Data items
— start —
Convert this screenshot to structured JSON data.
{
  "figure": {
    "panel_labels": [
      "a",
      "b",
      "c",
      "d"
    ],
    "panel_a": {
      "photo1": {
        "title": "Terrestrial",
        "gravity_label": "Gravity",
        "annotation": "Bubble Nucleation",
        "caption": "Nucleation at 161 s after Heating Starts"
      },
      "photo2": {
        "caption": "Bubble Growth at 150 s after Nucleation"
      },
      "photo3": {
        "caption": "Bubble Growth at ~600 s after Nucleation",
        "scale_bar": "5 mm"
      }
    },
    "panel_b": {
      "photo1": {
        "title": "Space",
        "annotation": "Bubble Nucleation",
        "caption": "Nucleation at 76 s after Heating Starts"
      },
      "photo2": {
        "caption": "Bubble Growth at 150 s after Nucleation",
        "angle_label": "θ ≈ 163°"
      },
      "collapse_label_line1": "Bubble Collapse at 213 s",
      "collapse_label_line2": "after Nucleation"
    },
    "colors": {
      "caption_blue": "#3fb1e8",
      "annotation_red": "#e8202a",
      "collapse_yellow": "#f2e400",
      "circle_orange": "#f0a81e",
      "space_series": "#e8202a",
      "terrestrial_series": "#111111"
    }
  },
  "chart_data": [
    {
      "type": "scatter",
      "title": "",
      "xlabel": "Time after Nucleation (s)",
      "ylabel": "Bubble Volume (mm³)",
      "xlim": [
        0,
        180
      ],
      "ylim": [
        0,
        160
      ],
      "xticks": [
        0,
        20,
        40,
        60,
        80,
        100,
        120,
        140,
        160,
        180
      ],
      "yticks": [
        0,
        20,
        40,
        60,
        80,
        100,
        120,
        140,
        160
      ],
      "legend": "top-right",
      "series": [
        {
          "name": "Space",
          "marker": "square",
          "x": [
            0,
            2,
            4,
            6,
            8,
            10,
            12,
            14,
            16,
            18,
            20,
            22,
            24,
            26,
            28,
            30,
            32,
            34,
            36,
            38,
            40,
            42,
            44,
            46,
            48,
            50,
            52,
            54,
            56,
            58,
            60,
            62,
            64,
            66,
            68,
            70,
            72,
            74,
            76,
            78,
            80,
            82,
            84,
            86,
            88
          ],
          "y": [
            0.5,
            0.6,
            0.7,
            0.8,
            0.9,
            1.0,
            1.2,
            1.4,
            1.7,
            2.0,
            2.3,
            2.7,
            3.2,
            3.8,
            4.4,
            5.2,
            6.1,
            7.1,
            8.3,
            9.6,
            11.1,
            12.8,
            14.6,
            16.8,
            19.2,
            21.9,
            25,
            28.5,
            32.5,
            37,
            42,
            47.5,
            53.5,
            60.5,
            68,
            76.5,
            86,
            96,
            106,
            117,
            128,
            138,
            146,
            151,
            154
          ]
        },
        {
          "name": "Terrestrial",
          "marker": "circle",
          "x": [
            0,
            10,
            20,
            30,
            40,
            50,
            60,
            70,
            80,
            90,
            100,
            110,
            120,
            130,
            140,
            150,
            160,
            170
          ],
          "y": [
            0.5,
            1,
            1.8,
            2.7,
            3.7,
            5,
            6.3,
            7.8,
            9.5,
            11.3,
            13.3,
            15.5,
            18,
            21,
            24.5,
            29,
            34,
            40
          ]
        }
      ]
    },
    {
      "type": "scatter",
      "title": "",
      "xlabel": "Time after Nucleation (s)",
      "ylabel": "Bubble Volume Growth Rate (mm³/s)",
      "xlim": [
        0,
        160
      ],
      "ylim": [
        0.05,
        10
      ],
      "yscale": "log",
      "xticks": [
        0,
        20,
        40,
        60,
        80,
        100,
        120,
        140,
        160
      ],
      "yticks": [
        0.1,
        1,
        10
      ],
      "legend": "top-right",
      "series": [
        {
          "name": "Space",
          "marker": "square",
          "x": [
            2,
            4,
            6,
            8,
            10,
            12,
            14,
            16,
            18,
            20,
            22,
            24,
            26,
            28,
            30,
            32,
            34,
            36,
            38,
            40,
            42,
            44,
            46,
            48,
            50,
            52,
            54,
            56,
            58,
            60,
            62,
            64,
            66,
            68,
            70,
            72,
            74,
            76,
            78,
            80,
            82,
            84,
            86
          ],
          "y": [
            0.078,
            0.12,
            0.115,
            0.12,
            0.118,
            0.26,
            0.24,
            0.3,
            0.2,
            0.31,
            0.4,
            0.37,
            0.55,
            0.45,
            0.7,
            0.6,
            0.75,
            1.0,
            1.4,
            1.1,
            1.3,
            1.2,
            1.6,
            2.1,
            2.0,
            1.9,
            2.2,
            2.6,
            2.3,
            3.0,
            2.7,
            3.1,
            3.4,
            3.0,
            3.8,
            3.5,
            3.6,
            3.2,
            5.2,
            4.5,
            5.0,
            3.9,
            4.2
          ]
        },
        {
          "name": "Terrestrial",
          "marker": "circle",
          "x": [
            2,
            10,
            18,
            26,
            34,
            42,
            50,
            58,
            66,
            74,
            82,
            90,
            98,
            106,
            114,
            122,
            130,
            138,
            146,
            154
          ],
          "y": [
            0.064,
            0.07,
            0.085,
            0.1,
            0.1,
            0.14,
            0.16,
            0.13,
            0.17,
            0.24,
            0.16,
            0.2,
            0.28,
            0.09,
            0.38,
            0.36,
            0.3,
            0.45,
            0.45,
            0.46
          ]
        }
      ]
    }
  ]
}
— end —
**Goal**
Output each entry precisely as given.

**Written answer**
Convert this screenshot to structured JSON data.
{
  "figure": {
    "panel_labels": [
      "a",
      "b",
      "c",
      "d"
    ],
    "panel_a": {
      "photo1": {
        "title": "Terrestrial",
        "gravity_label": "Gravity",
        "annotation": "Bubble Nucleation",
        "caption": "Nucleation at 161 s after Heating Starts"
      },
      "photo2": {
        "caption": "Bubble Growth at 150 s after Nucleation"
      },
      "photo3": {
        "caption": "Bubble Growth at ~600 s after Nucleation",
        "scale_bar": "5 mm"
      }
    },
    "panel_b": {
      "photo1": {
        "title": "Space",
        "annotation": "Bubble Nucleation",
        "caption": "Nucleation at 76 s after Heating Starts"
      },
      "photo2": {
        "caption": "Bubble Growth at 150 s after Nucleation",
        "angle_label": "θ ≈ 163°"
      },
      "collapse_label_line1": "Bubble Collapse at 213 s",
      "collapse_label_line2": "after Nucleation"
    },
    "colors": {
      "caption_blue": "#3fb1e8",
      "annotation_red": "#e8202a",
      "collapse_yellow": "#f2e400",
      "circle_orange": "#f0a81e",
      "space_series": "#e8202a",
      "terrestrial_series": "#111111"
    }
  },
  "chart_data": [
    {
      "type": "scatter",
      "title": "",
      "xlabel": "Time after Nucleation (s)",
      "ylabel": "Bubble Volume (mm³)",
      "xlim": [
        0,
        180
      ],
      "ylim": [
        0,
        160
      ],
      "xticks": [
        0,
        20,
        40,
        60,
        80,
        100,
        120,
        140,
        160,
        180
      ],
      "yticks": [
        0,
        20,
        40,
        60,
        80,
        100,
        120,
        140,
        160
      ],
      "legend": "top-right",
      "series": [
        {
          "name": "Space",
          "marker": "square",
          "x": [
            0,
            2,
            4,
            6,
            8,
            10,
            12,
            14,
            16,
            18,
            20,
            22,
            24,
            26,
            28,
            30,
            32,
            34,
            36,
            38,
            40,
            42,
            44,
            46,
            48,
            50,
            52,
            54,
            56,
            58,
            60,
            62,
            64,
            66,
            68,
            70,
            72,
            74,
            76,
            78,
            80,
            82,
            84,
            86,
            88
          ],
          "y": [
            0.5,
            0.6,
            0.7,
            0.8,
            0.9,
            1.0,
            1.2,
            1.4,
            1.7,
            2.0,
            2.3,
            2.7,
            3.2,
            3.8,
            4.4,
            5.2,
            6.1,
            7.1,
            8.3,
            9.6,
            11.1,
            12.8,
            14.6,
            16.8,
            19.2,
            21.9,
            25,
            28.5,
            32.5,
            37,
            42,
            47.5,
            53.5,
            60.5,
            68,
            76.5,
            86,
            96,
            106,
            117,
            128,
            138,
            146,
            151,
            154
          ]
        },
        {
          "name": "Terrestrial",
          "marker": "circle",
          "x": [
            0,
            10,
            20,
            30,
            40,
            50,
            60,
            70,
            80,
            90,
            100,
            110,
            120,
            130,
            140,
            150,
            160,
            170
          ],
          "y": [
            0.5,
            1,
            1.8,
            2.7,
            3.7,
            5,
            6.3,
            7.8,
            9.5,
            11.3,
            13.3,
            15.5,
            18,
            21,
            24.5,
            29,
            34,
            40
          ]
        }
      ]
    },
    {
      "type": "scatter",
      "title": "",
      "xlabel": "Time after Nucleation (s)",
      "ylabel": "Bubble Volume Growth Rate (mm³/s)",
      "xlim": [
        0,
        160
      ],
      "ylim": [
        0.05,
        10
      ],
      "yscale": "log",
      "xticks": [
        0,
        20,
        40,
        60,
        80,
        100,
        120,
        140,
        160
      ],
      "yticks": [
        0.1,
        1,
        10
      ],
      "legend": "top-right",
      "series": [
        {
          "name": "Space",
          "marker": "square",
          "x": [
            2,
            4,
            6,
            8,
            10,
            12,
            14,
            16,
            18,
            20,
            22,
            24,
            26,
            28,
            30,
            32,
            34,
            36,
            38,
            40,
            42,
            44,
            46,
            48,
            50,
            52,
            54,
            56,
            58,
            60,
            62,
            64,
            66,
            68,
            70,
            72,
            74,
            76,
            78,
            80,
            82,
            84,
            86
          ],
          "y": [
            0.078,
            0.12,
            0.115,
            0.12,
            0.118,
            0.26,
            0.24,
            0.3,
            0.2,
            0.31,
            0.4,
            0.37,
            0.55,
            0.45,
            0.7,
            0.6,
            0.75,
            1.0,
            1.4,
            1.1,
            1.3,
            1.2,
            1.6,
            2.1,
            2.0,
            1.9,
            2.2,
            2.6,
            2.3,
            3.0,
            2.7,
            3.1,
            3.4,
            3.0,
            3.8,
            3.5,
            3.6,
            3.2,
            5.2,
            4.5,
            5.0,
            3.9,
            4.2
          ]
        },
        {
          "name": "Terrestrial",
          "marker": "circle",
          "x": [
            2,
            10,
            18,
            26,
            34,
            42,
            50,
            58,
            66,
            74,
            82,
            90,
            98,
            106,
            114,
            122,
            130,
            138,
            146,
            154
          ],
          "y": [
            0.064,
            0.07,
            0.085,
            0.1,
            0.1,
            0.14,
            0.16,
            0.13,
            0.17,
            0.24,
            0.16,
            0.2,
            0.28,
            0.09,
            0.38,
            0.36,
            0.3,
            0.45,
            0.45,
            0.46
          ]
        }
      ]
    }
  ]
}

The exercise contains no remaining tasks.